Records from a data collection:

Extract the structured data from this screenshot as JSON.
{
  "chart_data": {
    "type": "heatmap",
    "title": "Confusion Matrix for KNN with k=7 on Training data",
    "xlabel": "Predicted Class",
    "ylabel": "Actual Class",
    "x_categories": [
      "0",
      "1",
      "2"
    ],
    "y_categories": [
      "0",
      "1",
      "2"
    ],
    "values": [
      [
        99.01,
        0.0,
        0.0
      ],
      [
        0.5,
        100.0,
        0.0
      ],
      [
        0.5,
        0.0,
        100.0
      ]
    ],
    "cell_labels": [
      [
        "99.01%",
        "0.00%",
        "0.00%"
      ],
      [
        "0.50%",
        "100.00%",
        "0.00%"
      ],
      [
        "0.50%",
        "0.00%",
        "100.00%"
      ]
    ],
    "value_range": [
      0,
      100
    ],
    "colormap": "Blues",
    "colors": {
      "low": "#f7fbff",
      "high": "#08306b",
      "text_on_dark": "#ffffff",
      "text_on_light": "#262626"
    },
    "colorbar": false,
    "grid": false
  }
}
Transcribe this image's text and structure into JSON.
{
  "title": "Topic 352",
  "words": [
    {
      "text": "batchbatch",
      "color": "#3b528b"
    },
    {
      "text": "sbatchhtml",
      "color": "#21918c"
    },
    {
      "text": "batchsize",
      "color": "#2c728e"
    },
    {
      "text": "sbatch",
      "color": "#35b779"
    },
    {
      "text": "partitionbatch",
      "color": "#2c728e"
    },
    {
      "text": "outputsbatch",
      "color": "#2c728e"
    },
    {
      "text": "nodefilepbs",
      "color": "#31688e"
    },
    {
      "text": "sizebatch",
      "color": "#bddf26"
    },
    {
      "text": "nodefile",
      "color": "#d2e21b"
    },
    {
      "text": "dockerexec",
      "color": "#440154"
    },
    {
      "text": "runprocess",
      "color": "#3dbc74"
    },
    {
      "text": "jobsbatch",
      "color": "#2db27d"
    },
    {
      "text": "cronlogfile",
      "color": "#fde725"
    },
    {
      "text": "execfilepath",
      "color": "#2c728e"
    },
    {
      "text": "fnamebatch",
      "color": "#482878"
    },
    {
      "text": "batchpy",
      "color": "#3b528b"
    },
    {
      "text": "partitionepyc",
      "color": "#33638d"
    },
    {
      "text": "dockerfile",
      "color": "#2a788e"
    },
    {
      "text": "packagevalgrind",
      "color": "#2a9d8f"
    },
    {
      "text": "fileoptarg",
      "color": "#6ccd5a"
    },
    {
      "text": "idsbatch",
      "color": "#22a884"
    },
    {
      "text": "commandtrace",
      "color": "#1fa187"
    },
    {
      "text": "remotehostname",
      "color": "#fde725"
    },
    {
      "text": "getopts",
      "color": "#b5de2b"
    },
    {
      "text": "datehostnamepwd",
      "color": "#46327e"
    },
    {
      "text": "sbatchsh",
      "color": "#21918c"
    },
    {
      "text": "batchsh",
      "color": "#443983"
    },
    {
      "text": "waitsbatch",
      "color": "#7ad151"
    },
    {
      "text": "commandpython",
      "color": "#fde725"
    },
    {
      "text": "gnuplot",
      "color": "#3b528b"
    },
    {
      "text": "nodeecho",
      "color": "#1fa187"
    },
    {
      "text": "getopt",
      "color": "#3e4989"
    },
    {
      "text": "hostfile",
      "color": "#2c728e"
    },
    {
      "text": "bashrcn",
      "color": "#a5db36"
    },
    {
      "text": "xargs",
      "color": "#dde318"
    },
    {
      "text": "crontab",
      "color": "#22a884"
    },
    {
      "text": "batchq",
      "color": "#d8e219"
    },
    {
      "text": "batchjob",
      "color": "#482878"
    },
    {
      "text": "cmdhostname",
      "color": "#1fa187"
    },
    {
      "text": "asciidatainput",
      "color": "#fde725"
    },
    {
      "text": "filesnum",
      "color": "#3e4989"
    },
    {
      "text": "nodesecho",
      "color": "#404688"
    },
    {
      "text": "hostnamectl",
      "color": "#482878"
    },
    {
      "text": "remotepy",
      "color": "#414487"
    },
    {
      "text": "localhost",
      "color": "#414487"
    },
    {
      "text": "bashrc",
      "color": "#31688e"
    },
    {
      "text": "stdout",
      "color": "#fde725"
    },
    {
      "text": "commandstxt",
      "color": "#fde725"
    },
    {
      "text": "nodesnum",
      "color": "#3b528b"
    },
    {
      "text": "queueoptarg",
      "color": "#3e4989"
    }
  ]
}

DIRECTIVE — Your task is to return the full listing exactly as it was given.

RESULT BELOW —
Extract the structured data from this screenshot as JSON.
{
  "chart_data": {
    "type": "heatmap",
    "title": "Confusion Matrix for KNN with k=7 on Training data",
    "xlabel": "Predicted Class",
    "ylabel": "Actual Class",
    "x_categories": [
      "0",
      "1",
      "2"
    ],
    "y_categories": [
      "0",
      "1",
      "2"
    ],
    "values": [
      [
        99.01,
        0.0,
        0.0
      ],
      [
        0.5,
        100.0,
        0.0
      ],
      [
        0.5,
        0.0,
        100.0
      ]
    ],
    "cell_labels": [
      [
        "99.01%",
        "0.00%",
        "0.00%"
      ],
      [
        "0.50%",
        "100.00%",
        "0.00%"
      ],
      [
        "0.50%",
        "0.00%",
        "100.00%"
      ]
    ],
    "value_range": [
      0,
      100
    ],
    "colormap": "Blues",
    "colors": {
      "low": "#f7fbff",
      "high": "#08306b",
      "text_on_dark": "#ffffff",
      "text_on_light": "#262626"
    },
    "colorbar": false,
    "grid": false
  }
}
Transcribe this image's text and structure into JSON.
{
  "title": "Topic 352",
  "words": [
    {
      "text": "batchbatch",
      "color": "#3b528b"
    },
    {
      "text": "sbatchhtml",
      "color": "#21918c"
    },
    {
      "text": "batchsize",
      "color": "#2c728e"
    },
    {
      "text": "sbatch",
      "color": "#35b779"
    },
    {
      "text": "partitionbatch",
      "color": "#2c728e"
    },
    {
      "text": "outputsbatch",
      "color": "#2c728e"
    },
    {
      "text": "nodefilepbs",
      "color": "#31688e"
    },
    {
      "text": "sizebatch",
      "color": "#bddf26"
    },
    {
      "text": "nodefile",
      "color": "#d2e21b"
    },
    {
      "text": "dockerexec",
      "color": "#440154"
    },
    {
      "text": "runprocess",
      "color": "#3dbc74"
    },
    {
      "text": "jobsbatch",
      "color": "#2db27d"
    },
    {
      "text": "cronlogfile",
      "color": "#fde725"
    },
    {
      "text": "execfilepath",
      "color": "#2c728e"
    },
    {
      "text": "fnamebatch",
      "color": "#482878"
    },
    {
      "text": "batchpy",
      "color": "#3b528b"
    },
    {
      "text": "partitionepyc",
      "color": "#33638d"
    },
    {
      "text": "dockerfile",
      "color": "#2a788e"
    },
    {
      "text": "packagevalgrind",
      "color": "#2a9d8f"
    },
    {
      "text": "fileoptarg",
      "color": "#6ccd5a"
    },
    {
      "text": "idsbatch",
      "color": "#22a884"
    },
    {
      "text": "commandtrace",
      "color": "#1fa187"
    },
    {
      "text": "remotehostname",
      "color": "#fde725"
    },
    {
      "text": "getopts",
      "color": "#b5de2b"
    },
    {
      "text": "datehostnamepwd",
      "color": "#46327e"
    },
    {
      "text": "sbatchsh",
      "color": "#21918c"
    },
    {
      "text": "batchsh",
      "color": "#443983"
    },
    {
      "text": "waitsbatch",
      "color": "#7ad151"
    },
    {
      "text": "commandpython",
      "color": "#fde725"
    },
    {
      "text": "gnuplot",
      "color": "#3b528b"
    },
    {
      "text": "nodeecho",
      "color": "#1fa187"
    },
    {
      "text": "getopt",
      "color": "#3e4989"
    },
    {
      "text": "hostfile",
      "color": "#2c728e"
    },
    {
      "text": "bashrcn",
      "color": "#a5db36"
    },
    {
      "text": "xargs",
      "color": "#dde318"
    },
    {
      "text": "crontab",
      "color": "#22a884"
    },
    {
      "text": "batchq",
      "color": "#d8e219"
    },
    {
      "text": "batchjob",
      "color": "#482878"
    },
    {
      "text": "cmdhostname",
      "color": "#1fa187"
    },
    {
      "text": "asciidatainput",
      "color": "#fde725"
    },
    {
      "text": "filesnum",
      "color": "#3e4989"
    },
    {
      "text": "nodesecho",
      "color": "#404688"
    },
    {
      "text": "hostnamectl",
      "color": "#482878"
    },
    {
      "text": "remotepy",
      "color": "#414487"
    },
    {
      "text": "localhost",
      "color": "#414487"
    },
    {
      "text": "bashrc",
      "color": "#31688e"
    },
    {
      "text": "stdout",
      "color": "#fde725"
    },
    {
      "text": "commandstxt",
      "color": "#fde725"
    },
    {
      "text": "nodesnum",
      "color": "#3b528b"
    },
    {
      "text": "queueoptarg",
      "color": "#3e4989"
    }
  ]
}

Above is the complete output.